Exercise - In the data below, find every line with the string "tpyzq" and pull it out.

--- START OF Dataset entries ---

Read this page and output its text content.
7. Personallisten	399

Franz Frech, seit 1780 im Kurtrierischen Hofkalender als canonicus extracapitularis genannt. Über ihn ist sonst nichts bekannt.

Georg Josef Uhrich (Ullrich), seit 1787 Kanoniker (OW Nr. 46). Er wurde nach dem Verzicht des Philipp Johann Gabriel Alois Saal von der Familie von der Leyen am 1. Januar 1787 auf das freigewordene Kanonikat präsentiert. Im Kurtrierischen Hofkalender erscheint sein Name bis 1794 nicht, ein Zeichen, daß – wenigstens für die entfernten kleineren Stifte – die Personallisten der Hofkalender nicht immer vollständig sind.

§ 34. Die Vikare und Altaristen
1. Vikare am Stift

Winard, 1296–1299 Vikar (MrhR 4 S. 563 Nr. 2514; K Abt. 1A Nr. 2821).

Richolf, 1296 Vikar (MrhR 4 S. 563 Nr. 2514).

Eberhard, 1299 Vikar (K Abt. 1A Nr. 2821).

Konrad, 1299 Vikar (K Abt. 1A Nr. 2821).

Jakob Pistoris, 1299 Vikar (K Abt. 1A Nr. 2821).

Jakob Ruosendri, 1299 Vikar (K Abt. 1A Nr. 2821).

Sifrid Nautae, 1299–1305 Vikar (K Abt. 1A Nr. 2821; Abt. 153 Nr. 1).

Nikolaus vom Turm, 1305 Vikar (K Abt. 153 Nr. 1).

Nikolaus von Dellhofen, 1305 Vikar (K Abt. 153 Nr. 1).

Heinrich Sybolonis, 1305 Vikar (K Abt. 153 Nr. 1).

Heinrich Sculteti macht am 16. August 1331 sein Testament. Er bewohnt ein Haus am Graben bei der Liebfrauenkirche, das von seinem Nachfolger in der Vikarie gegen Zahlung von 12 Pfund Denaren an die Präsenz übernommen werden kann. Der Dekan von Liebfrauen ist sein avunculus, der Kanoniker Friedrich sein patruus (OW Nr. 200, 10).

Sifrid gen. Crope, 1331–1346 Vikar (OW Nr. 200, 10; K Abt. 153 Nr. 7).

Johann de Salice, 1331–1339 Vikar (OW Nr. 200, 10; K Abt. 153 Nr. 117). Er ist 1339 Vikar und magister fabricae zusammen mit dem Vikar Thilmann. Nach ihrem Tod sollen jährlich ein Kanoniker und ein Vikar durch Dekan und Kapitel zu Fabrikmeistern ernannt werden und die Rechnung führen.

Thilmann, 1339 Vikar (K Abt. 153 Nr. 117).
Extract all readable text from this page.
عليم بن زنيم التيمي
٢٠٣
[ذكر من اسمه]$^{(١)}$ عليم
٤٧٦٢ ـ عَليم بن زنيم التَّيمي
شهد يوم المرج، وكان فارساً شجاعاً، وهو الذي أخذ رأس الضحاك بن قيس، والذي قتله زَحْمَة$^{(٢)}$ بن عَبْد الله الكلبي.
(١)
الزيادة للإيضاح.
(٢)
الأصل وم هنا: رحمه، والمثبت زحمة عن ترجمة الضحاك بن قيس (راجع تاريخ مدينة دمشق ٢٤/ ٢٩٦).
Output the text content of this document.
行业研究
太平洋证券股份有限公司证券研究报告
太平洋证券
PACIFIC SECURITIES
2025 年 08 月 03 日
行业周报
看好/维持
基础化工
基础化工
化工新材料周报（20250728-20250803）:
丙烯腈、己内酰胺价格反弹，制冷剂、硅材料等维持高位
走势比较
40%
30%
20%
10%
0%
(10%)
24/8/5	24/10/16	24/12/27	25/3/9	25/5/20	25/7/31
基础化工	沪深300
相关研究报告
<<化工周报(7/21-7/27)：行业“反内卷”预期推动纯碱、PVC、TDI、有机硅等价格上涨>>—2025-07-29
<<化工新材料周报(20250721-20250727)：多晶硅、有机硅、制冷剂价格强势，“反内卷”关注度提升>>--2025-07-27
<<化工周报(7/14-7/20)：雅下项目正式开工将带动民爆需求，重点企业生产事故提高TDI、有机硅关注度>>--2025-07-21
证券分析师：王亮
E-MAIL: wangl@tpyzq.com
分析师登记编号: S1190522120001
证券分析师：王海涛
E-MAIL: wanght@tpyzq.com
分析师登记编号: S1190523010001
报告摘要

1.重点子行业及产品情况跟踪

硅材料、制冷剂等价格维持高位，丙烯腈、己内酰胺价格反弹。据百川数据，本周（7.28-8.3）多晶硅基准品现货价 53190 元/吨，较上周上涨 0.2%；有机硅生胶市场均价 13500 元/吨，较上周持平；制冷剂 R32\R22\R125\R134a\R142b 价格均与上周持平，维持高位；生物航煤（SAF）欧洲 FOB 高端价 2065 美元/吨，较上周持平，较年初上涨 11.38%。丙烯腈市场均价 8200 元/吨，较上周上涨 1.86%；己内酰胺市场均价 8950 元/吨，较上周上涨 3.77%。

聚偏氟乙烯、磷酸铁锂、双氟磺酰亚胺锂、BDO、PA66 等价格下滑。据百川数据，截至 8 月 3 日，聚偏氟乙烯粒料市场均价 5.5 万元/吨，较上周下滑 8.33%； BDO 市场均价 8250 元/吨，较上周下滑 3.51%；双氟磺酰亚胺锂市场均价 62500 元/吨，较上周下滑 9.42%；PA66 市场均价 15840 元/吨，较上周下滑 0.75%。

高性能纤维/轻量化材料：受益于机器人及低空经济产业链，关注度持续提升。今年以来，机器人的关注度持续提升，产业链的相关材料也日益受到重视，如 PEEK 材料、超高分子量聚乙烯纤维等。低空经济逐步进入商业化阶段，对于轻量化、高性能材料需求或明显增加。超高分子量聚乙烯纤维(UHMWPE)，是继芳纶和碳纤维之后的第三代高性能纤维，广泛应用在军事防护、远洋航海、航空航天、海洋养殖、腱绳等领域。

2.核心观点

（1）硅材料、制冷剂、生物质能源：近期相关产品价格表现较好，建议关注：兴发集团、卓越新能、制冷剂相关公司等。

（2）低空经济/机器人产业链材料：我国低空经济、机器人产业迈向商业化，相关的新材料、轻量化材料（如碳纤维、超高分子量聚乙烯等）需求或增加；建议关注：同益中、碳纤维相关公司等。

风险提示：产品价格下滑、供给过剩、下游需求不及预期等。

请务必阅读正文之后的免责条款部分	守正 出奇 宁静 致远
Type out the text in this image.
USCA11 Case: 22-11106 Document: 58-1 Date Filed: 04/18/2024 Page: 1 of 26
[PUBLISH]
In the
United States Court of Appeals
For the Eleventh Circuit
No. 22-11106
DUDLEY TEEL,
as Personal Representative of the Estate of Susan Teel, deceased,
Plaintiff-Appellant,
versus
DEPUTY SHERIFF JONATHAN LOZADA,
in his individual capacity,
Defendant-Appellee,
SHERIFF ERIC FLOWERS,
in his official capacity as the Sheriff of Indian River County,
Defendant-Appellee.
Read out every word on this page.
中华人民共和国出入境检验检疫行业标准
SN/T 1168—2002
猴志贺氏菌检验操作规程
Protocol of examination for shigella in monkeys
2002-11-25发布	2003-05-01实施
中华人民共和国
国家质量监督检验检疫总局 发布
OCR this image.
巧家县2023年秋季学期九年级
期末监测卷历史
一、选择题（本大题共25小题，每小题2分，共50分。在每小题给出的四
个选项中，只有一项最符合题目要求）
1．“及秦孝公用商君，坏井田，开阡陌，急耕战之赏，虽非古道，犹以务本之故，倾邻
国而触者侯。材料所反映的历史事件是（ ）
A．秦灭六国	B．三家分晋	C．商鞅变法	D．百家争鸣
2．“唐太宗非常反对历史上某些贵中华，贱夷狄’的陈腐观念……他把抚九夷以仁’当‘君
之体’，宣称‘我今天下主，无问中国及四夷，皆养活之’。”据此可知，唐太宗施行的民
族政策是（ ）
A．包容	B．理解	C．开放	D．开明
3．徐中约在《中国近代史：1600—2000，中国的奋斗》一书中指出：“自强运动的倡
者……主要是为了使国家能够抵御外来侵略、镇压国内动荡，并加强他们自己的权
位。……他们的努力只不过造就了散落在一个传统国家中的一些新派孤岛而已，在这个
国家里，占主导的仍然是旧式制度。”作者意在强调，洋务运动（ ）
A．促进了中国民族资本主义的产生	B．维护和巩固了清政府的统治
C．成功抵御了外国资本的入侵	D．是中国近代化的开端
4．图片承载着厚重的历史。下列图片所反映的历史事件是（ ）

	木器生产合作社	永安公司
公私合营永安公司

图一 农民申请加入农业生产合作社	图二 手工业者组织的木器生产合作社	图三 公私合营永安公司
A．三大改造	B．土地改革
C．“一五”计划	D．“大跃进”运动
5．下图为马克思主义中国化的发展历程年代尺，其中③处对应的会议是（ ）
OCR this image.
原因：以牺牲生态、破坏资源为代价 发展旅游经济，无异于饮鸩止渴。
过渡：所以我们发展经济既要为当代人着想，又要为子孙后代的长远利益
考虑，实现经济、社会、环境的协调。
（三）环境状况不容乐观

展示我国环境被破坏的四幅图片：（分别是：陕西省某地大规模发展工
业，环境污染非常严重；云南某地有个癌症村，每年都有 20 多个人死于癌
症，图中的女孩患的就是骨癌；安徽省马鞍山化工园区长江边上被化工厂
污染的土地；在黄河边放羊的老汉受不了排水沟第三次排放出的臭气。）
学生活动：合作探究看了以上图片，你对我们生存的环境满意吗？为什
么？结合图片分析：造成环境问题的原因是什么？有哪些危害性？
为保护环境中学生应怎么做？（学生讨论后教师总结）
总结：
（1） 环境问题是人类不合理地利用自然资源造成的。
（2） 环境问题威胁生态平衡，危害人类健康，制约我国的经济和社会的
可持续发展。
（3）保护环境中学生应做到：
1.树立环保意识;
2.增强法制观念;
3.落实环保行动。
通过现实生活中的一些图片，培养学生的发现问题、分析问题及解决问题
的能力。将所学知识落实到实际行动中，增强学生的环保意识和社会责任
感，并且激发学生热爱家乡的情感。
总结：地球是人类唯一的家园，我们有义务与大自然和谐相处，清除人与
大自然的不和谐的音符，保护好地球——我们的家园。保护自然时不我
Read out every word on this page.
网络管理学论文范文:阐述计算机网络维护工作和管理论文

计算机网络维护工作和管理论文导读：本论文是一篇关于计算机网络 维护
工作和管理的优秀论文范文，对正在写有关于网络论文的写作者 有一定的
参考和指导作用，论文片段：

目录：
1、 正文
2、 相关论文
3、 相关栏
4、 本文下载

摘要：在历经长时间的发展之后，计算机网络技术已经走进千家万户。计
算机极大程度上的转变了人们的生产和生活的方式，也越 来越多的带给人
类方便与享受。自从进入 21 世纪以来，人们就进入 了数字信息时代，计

--- END OF Dataset entries ---

Correct result -
E-MAIL: wangl@tpyzq.com
E-MAIL: wanght@tpyzq.com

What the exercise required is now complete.